That's some very good documentation!

The files within the zip are " quoted csv's. They contain information on timeliness of departures in the US, at the departure level.

### Loading the data
Let's load one of the files into memory as a pandas dataframe. What functions do you need to use?

**Pro tip**: there is no need to decompress the whole file. Check out [zipfile.ZipFile](https://docs.python.org/3/library/zipfile.html)

First, open a connection to one of the files. Let's select the file for March 2020:



In [None]:
march_file = !cd {files_loc}; ls {files_loc}/*_3.zip

In [None]:
march_file

In [None]:
zip_file = march_file[0]

In [None]:
import os
import zipfile

zip_file_handle = zipfile.ZipFile(zip_file)

`zip_file` is a connection to the compressed file, the `.zip`. We can use it to open a connection to one of the files it contains, which will behave like a normal uncompressed file that we had opened with `open()`:

In [None]:
type(zip_file_handle)

In [None]:
zip_file_handle.namelist()

In [None]:
csv, readme = zip_file_handle.namelist()

In [None]:
csv_file = zip_file_handle.open(csv)

Now we're ready to load the file into memory as a pandas dataframe. Remember to close the connections to the files!

In [None]:
csv_file = zip_file_handle.open(csv)
df = pd.read_csv(csv_file)

csv_file.close()
zip_file_handle.close()

In [None]:
df.head()

#### Exercise

Load both March 2020 and April 2020 into a single DataFrame

In [None]:
def get_df_from_zip(zip_filepath):
  zip_file_handle = zipfile.ZipFile(zip_filepath)
  csv_filename, _ = zip_file_handle.namelist()
  csv_file = zip_file_handle.open(csv_filename)
  csv_df = pd.read_csv(csv_file)
  csv_file.close()
  zip_file_handle.close()

Bounding box annotations:
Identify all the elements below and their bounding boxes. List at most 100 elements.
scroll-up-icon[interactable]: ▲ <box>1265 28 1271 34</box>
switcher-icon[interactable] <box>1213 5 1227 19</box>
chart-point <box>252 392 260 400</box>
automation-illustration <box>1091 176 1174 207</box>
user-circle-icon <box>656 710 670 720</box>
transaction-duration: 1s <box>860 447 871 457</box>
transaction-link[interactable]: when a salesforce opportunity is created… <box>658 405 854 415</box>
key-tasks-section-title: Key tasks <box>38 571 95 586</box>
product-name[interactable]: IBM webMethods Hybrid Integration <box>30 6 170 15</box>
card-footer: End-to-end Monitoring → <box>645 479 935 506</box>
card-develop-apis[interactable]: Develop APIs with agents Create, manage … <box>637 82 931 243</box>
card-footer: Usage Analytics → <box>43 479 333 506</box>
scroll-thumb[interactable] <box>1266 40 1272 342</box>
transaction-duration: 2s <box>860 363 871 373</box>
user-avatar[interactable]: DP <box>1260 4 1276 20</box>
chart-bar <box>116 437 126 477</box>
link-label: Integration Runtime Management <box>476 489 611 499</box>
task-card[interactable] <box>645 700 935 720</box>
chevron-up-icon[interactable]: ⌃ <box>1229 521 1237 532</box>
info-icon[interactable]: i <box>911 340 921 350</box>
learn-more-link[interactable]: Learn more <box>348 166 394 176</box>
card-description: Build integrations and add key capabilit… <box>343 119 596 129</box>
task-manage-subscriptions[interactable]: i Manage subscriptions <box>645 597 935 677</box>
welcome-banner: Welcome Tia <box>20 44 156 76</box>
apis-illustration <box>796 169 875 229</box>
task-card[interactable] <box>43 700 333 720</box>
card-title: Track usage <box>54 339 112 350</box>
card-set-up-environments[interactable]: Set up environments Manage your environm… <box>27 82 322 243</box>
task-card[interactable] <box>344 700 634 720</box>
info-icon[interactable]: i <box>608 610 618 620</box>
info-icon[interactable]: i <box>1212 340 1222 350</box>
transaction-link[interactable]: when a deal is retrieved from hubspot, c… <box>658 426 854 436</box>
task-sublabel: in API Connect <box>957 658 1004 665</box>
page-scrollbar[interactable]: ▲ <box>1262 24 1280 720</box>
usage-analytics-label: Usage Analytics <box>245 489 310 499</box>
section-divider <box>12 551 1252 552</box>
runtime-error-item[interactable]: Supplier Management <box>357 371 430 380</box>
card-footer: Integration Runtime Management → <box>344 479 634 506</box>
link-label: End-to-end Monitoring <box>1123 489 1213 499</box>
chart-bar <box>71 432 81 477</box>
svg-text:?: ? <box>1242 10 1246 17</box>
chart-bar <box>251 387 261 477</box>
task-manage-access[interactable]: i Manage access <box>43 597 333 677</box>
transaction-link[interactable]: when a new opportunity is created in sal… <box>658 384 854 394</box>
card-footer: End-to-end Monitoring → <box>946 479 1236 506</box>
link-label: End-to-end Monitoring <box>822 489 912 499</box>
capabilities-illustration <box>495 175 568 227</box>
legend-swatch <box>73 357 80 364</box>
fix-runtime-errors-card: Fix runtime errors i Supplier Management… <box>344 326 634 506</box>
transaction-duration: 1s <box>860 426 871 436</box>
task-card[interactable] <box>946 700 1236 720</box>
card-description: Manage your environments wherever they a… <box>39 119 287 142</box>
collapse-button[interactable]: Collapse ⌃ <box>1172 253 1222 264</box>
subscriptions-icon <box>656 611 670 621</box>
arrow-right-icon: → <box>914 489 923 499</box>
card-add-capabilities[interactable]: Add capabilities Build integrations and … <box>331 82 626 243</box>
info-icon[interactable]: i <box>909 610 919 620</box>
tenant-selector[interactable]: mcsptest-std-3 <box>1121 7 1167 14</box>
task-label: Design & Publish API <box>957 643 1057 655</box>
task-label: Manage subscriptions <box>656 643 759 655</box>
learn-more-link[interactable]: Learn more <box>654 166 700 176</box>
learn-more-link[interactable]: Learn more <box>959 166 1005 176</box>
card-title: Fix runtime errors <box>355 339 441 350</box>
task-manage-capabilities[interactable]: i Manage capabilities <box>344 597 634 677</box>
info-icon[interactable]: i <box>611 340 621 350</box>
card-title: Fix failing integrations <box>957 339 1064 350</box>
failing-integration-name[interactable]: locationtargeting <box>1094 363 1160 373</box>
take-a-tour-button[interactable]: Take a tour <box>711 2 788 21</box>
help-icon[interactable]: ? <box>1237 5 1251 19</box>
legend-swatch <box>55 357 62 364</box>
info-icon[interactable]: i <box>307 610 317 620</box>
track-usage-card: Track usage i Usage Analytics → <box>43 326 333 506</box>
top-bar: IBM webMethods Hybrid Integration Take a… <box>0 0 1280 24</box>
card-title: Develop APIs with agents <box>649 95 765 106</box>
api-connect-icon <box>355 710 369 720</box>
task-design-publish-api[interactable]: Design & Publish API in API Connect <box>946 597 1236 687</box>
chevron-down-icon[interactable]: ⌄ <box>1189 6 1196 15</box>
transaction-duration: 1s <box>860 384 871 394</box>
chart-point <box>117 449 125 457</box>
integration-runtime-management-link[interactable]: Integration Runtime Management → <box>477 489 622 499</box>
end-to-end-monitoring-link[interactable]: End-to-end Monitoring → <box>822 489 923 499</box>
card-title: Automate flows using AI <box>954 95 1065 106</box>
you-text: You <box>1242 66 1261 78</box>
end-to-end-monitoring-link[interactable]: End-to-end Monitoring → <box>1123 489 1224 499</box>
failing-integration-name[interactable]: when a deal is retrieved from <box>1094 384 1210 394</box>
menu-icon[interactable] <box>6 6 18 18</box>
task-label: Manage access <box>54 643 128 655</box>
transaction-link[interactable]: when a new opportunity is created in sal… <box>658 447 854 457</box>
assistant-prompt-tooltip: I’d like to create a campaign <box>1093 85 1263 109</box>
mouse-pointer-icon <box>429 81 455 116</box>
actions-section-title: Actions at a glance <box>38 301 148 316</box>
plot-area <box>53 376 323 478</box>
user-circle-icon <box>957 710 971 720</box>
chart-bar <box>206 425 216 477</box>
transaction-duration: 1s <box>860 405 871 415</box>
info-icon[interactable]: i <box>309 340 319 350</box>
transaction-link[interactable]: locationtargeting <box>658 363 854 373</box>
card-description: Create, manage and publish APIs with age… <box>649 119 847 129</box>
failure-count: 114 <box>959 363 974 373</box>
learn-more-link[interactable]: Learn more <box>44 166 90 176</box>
* * *
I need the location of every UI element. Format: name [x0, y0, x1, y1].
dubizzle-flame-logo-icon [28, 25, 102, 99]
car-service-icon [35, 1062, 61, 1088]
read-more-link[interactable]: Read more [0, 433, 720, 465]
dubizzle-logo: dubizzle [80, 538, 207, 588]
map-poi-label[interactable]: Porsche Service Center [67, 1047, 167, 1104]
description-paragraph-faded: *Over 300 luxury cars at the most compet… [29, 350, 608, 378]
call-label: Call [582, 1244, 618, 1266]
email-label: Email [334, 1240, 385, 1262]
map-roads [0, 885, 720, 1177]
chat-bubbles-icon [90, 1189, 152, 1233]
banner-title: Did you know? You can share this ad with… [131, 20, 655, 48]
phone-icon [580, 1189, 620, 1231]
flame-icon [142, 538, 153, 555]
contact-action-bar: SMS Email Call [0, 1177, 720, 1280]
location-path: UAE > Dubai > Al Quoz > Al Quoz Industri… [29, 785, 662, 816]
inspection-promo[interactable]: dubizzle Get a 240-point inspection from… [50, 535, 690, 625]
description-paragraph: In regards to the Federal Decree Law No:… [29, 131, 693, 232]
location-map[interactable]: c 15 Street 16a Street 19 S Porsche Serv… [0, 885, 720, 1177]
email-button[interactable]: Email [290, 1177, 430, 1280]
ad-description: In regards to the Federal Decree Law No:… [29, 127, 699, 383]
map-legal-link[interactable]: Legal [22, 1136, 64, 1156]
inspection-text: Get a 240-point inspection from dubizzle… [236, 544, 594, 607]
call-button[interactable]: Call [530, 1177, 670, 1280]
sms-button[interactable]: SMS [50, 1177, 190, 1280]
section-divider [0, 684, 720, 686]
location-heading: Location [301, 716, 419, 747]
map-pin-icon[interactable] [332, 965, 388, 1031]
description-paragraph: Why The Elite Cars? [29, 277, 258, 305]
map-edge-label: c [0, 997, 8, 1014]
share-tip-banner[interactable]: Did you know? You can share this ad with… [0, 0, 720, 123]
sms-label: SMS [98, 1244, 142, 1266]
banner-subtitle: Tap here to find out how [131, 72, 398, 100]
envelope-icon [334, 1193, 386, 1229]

# Written request 1:
Could you rewrite the tutorial on loading zipped departure data, starting at "zip_file_handle = zipfile.ZipFile(zip_file)" and ending at "readme = zip_file_handle.namelist()", with "zip_file_handle" replaced by "archive" throughout?
# Written request 2:
Can you carry on the tutorial on loading zipped departure data from the point where it stops?

# Exercise response 1:
archive = zipfile.ZipFile(zip_file)

`zip_file` is a connection to the compressed file, the `.zip`. We can use it to open a connection to one of the files it contains, which will behave like a normal uncompressed file that we had opened with `open()`:

In [None]:
type(archive)

In [None]:
archive.namelist()

In [None]:
csv, readme = archive.namelist()

# Exercise response 2:
  return csv_df

In [None]:
  april_file = !cd {files_loc}; ls {files_loc}/*_4.zip
  df_otp = pd.concat([get_df_from_zip(march_file[0]), get_df_from_zip(april_file[0])])

Let's start examining the data: show the beginning of the file. How many records does it contain?

In [None]:
pd.options.display.max_columns = None

In [None]:
df_otp.head()

In [None]:
df_otp.shape

In [None]:
print(df_otp.size)
df_otp.size == df_otp.shape[0] * df_otp.shape[1]

In [None]:
df_otp.dtypes

#### Digression

Attention! Be careful not to reassign to reserved words or functions- you will overwrite the variable.

In [None]:
pd.concat = df1

In [None]:
pd.concat([s1,s2])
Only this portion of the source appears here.